GIVEN REQUEST A
According to the flooding article, by what percentage has spending on flood defense been cut?

SELECTED EXCERPT
The study says that if no further precautions are taken, the number
of people affected by flooding is likely to hit between 1.66 million and
3.64 million annually by the 2050s, and by 2.43 million to 4.98 million
by the 2080s.
It is significant that of the many problems posed by climate
change,flooding is now seen as the most important.
The man behind the CCRA, Sir Bob Watson, Chief Scientific Adviser at
the Department for Environment, Food and Rural Affairs, said. "I think
the flooding issue is the most dominant."
However, this seems at odds with the Government's spending
priorities, as expenditure on flood defence has been cut by 27 percent
from the last Labour administration's £354m annually, to £259m a year
for the next four years. "Ministers are playing Russian roulette with
people's homes and businesses by cutting too far, too fast," the shadow
Environment Secretary, Mary Creagh, said.
The flooding threat comes mainly from the more intense rainfall
predicted in a warmer atmosphere.
"What the climate projections show, especially in winter, is
significantly more precipitation, but also more heavy precipitation,"
Sir Bob said.
Such cloudbursts can cause river flooding, but also the new
phenomenon of surface water flooding in towns when volumes of rainwater
are too big for drainage systems to deal with. Both of these happened in
the summer of 2007, which was Britain's wettest.

Stored data entries:
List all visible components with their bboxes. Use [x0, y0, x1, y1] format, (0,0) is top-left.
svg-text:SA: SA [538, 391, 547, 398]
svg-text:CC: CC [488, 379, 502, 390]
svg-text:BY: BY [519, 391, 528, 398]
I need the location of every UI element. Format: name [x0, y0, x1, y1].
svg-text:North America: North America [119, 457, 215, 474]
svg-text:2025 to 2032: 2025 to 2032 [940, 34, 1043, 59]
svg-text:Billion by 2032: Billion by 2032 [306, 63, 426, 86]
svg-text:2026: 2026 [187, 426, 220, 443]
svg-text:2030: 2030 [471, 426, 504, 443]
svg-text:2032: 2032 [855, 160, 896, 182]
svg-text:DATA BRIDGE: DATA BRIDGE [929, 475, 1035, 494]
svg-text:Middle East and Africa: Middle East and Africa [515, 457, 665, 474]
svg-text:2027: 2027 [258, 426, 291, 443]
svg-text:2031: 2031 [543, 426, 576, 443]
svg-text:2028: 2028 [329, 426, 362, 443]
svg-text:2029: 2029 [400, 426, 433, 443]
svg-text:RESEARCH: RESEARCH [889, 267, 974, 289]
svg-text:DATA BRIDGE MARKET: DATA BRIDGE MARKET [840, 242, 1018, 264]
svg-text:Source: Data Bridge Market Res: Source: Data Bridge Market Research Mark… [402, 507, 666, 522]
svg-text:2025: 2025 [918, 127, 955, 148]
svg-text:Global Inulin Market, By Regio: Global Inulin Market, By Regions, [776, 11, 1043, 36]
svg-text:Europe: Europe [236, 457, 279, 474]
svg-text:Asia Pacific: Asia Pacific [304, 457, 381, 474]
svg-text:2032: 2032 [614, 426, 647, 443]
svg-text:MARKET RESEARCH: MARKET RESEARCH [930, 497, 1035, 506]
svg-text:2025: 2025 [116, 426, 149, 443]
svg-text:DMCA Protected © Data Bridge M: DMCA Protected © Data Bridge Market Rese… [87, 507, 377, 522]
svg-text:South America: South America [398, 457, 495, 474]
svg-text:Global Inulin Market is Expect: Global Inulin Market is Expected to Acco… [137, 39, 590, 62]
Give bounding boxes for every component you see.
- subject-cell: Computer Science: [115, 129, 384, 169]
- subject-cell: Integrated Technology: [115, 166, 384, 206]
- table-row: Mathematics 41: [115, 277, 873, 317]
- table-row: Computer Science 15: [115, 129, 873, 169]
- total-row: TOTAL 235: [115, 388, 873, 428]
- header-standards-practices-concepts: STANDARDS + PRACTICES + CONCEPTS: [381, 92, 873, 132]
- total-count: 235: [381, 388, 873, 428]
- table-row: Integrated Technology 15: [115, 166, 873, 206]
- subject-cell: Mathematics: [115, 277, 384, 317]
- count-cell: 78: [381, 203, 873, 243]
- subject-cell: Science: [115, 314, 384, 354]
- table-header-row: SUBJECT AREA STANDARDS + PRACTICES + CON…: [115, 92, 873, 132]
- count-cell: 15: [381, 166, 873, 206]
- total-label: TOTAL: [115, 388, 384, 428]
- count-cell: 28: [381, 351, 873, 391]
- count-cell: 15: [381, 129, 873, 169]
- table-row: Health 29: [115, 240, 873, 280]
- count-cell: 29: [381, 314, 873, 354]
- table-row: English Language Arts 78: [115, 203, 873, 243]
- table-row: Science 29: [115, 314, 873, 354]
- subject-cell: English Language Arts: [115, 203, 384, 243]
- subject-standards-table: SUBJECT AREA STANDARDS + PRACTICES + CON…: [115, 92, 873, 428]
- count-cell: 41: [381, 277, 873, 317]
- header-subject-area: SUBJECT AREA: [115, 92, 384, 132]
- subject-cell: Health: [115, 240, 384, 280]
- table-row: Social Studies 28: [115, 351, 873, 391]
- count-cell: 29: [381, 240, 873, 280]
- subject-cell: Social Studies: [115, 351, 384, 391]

GIVEN REQUEST B
Return, unchanged, the part of the records that opens with their first line and closes with the line containing "svg-text:Middle East and", both lines included.

FULL OUTPUT A
27 percent, from £354m annually to £259m a year.

FULL OUTPUT B
List all visible components with their bboxes. Use [x0, y0, x1, y1] format, (0,0) is top-left.
svg-text:SA: SA [538, 391, 547, 398]
svg-text:CC: CC [488, 379, 502, 390]
svg-text:BY: BY [519, 391, 528, 398]
I need the location of every UI element. Format: name [x0, y0, x1, y1].
svg-text:North America: North America [119, 457, 215, 474]
svg-text:2025 to 2032: 2025 to 2032 [940, 34, 1043, 59]
svg-text:Billion by 2032: Billion by 2032 [306, 63, 426, 86]
svg-text:2026: 2026 [187, 426, 220, 443]
svg-text:2030: 2030 [471, 426, 504, 443]
svg-text:2032: 2032 [855, 160, 896, 182]
svg-text:DATA BRIDGE: DATA BRIDGE [929, 475, 1035, 494]
svg-text:Middle East and Africa: Middle East and Africa [515, 457, 665, 474]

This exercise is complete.